Where does the string "selected" appear in the records? Copy every line that contains it.
───── Data rows
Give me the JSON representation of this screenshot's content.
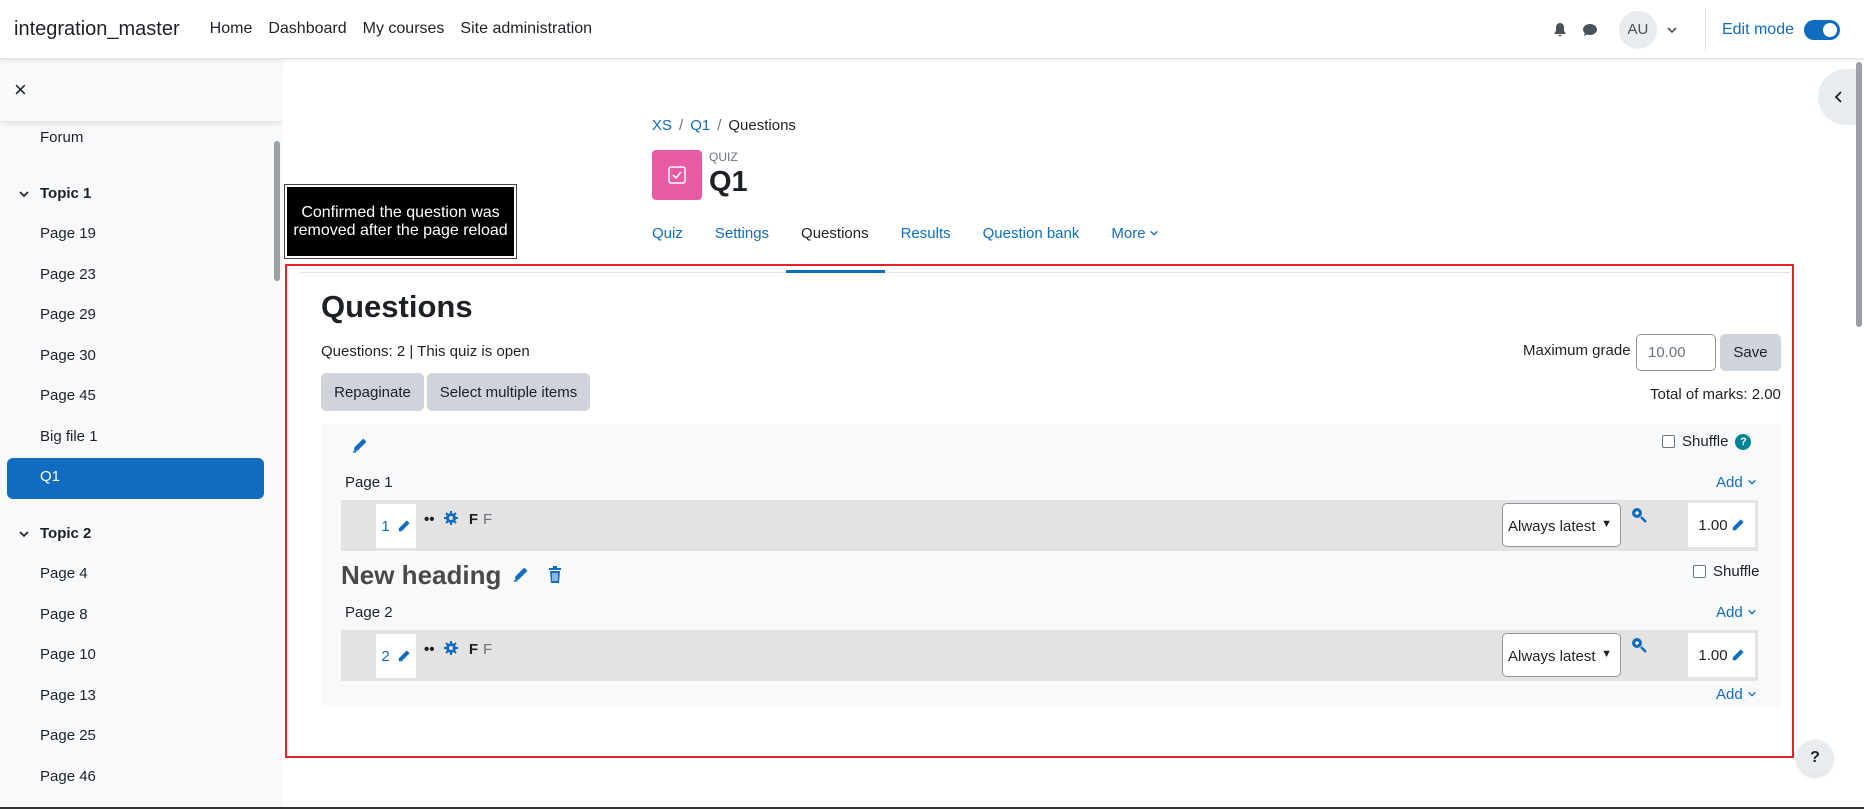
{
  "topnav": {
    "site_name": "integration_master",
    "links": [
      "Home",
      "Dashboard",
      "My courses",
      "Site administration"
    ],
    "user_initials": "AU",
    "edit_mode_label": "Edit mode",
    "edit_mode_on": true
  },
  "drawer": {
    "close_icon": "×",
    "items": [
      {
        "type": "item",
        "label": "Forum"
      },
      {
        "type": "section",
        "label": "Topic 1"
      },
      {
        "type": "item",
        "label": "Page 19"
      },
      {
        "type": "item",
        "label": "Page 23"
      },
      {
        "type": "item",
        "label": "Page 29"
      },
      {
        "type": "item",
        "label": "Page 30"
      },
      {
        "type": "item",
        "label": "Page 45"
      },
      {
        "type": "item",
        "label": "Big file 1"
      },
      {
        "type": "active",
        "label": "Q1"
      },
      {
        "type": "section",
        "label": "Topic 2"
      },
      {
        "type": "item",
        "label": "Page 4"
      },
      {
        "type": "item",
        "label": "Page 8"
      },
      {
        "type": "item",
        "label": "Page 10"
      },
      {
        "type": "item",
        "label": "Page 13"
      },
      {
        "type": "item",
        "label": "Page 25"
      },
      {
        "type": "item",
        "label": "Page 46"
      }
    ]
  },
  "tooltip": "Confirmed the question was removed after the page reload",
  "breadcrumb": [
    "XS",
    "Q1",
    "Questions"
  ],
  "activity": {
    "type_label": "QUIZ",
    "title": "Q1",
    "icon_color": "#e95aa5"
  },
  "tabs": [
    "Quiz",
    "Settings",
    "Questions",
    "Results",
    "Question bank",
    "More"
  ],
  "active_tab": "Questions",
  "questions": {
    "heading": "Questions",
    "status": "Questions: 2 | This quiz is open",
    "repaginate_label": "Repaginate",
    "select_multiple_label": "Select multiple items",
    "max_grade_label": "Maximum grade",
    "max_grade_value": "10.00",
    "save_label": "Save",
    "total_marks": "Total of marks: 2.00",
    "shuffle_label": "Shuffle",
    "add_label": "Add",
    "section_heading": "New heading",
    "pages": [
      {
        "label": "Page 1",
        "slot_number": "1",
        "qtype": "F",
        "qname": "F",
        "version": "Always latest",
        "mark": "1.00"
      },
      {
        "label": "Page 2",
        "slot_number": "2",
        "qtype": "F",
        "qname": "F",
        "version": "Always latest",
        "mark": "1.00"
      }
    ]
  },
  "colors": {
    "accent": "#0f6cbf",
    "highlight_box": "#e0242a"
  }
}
──────────
───── Data rows
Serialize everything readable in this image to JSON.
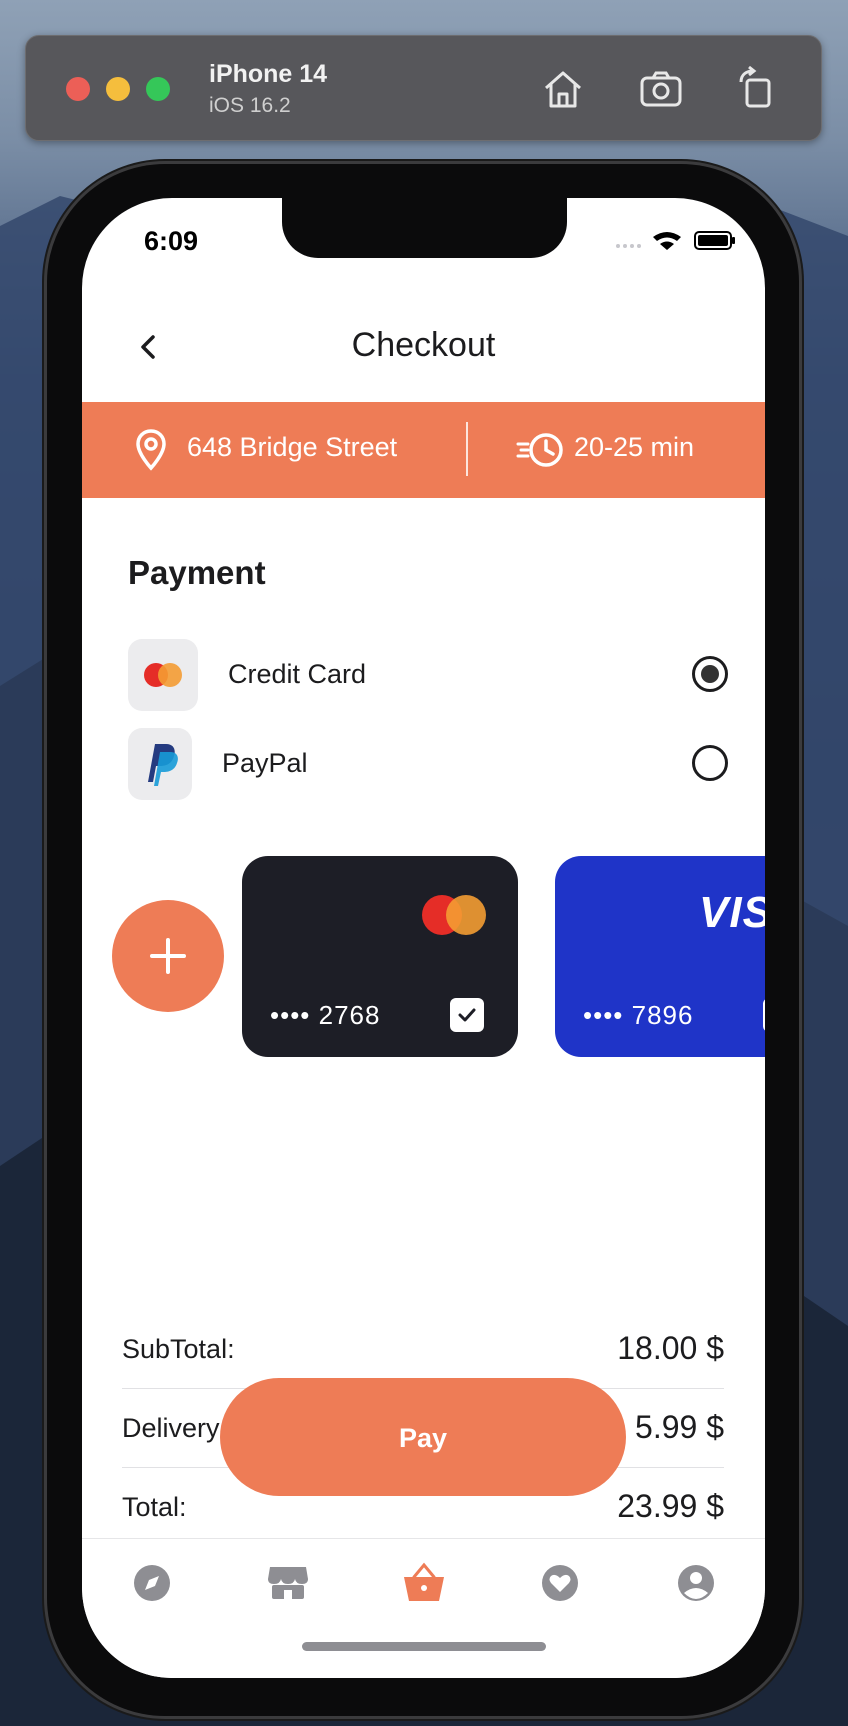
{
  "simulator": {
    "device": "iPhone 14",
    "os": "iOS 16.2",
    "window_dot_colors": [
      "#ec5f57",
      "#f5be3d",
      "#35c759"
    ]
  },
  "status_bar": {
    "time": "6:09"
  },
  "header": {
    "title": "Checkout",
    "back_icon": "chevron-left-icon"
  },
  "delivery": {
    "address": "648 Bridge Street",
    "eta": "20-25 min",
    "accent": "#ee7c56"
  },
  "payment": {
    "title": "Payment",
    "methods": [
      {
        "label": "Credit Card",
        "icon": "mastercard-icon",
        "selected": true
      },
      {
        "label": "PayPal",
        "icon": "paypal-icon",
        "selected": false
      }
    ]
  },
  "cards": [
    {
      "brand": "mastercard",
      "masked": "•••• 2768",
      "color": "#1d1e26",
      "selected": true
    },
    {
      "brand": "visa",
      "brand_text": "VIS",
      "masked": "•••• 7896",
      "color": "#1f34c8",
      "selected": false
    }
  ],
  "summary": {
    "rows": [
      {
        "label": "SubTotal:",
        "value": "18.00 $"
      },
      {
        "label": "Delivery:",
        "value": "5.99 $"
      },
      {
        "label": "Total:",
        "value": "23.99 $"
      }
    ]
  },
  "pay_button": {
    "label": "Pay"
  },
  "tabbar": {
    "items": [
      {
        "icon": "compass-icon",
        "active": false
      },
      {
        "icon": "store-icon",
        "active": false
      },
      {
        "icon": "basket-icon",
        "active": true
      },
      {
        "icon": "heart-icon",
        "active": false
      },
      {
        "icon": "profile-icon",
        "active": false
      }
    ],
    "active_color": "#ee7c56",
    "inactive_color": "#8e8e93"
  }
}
──────────
Exercise solution:
        "selected": true
        "selected": false
      "selected": true
      "selected": false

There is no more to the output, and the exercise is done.